** SHORT TASK 1 **
Copy everything in the post on clustering sequences by edit distance from "edge_list=edge_list[!is.na(edge_list$value),]" down to "F,vertices = dist_mtx$alfa)".
** SHORT TASK 2 **
In the post on clustering sequences by edit distance, what range of lengths do the sequences in my_df have?
** SHORT TASK 3 **
Go on with the post on clustering sequences by edit distance from the point where it stops.

I have a dataframe my_df with 10,000 different CDR3 sequences with different lengths (between 13to18) they comprised from different numbers (0-3)
example of my data :
alfa
20000003331001
200000303323331021
200000100331021
...
my goal is to cluster them by editing distance < 3.
dist_mtx=as.matrix(stringdistmatrix(my_df$alfa,my_df$alfa,method = "lv"))
dist_mtx[dist_mtx>3]=NA
dist_mtx[new_test_2==0]=NA
colnames(dist_mtx) <- dist_mtx$alfa
rownames(dist_mtx) <- dist_mtx$alfa
then created an edge list , while the value represents the editing distance between any 2 sequences:
edge_list <- unique(melt(dist_mtx,na.rm = TRUE,varnames = c('seq1','seq2'),as.is = T))
edge_list=edge_list[!is.na(edge_list$value),]
then created the igraph object :
igraph_obj <- igraph::graph_from_data_frame(edge_list,directed = F,vertices = dist_mtx$alfa)

** RECORDED INFORMATION **
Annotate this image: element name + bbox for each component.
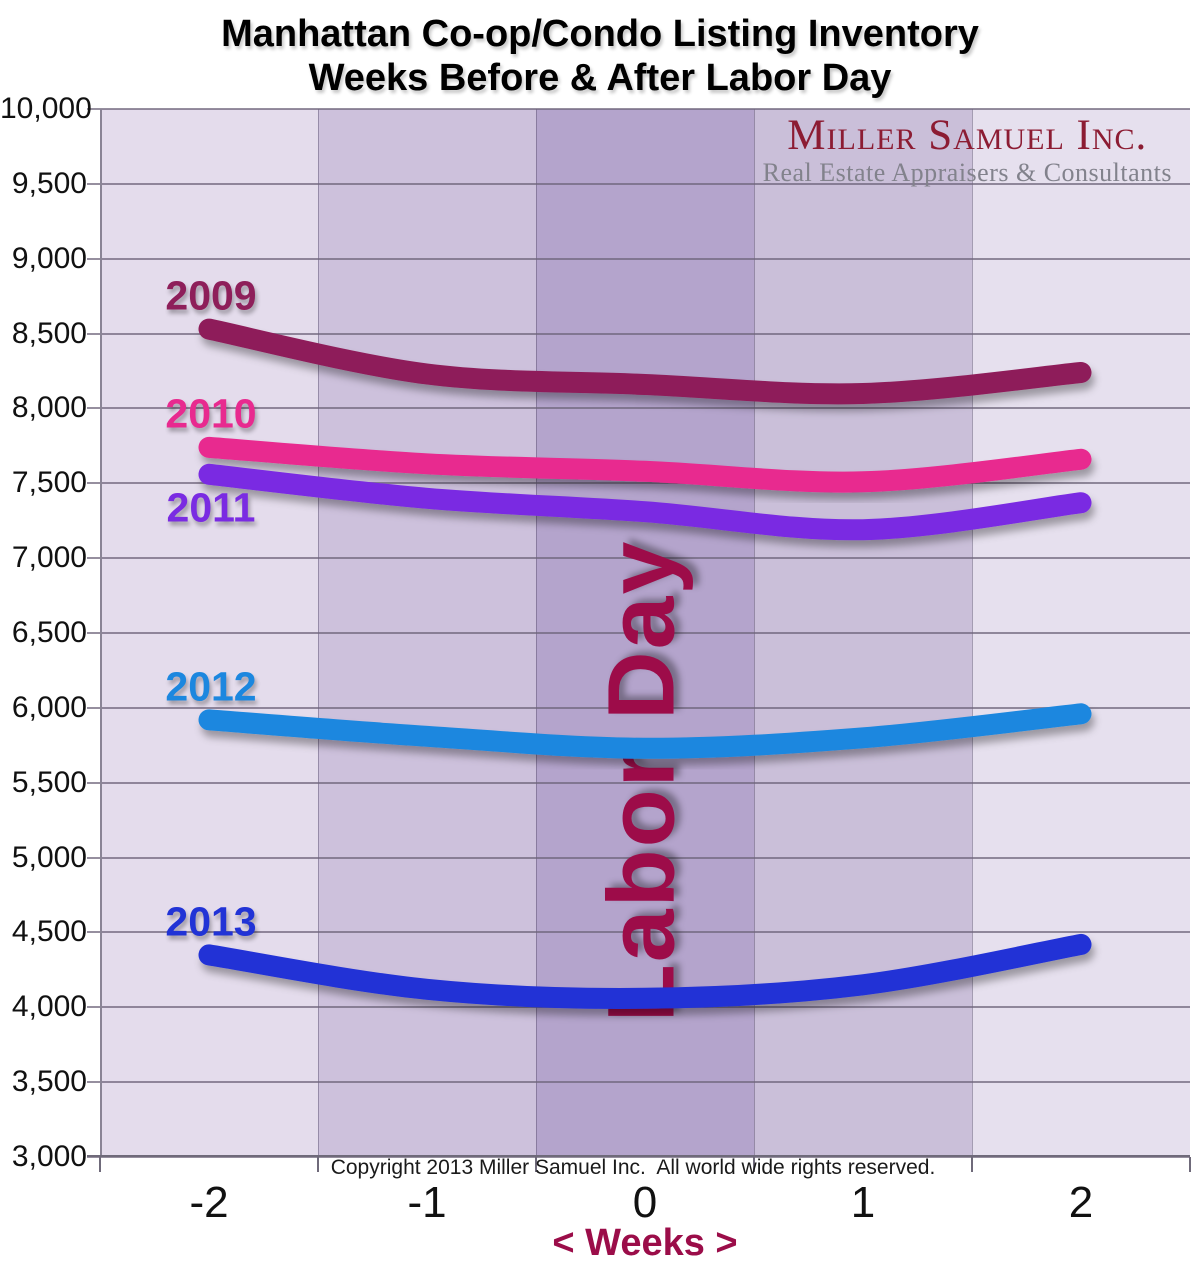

** EXPECTED OUTPUT 1 **
edge_list=edge_list[!is.na(edge_list$value),]
then created the igraph object :
igraph_obj <- igraph::graph_from_data_frame(edge_list,directed = F,vertices = dist_mtx$alfa)

** EXPECTED OUTPUT 2 **
Between 13 and 18.

** EXPECTED OUTPUT 3 **
then i tried numerous methods to try and cluster those sequences with louvain method and im still getting clusters which its members have editing distance > 3 , im aware that it might be because of the connected components. so my questions are :
1) is there a way to cluster to sequences together so that in each cluster the members would be with editing distance < 3 ?
2) is there a way to recognize the cluster centers (HUBS) , tried hubness.score() and assign vertices according to those centers with consideration of the editing distance ?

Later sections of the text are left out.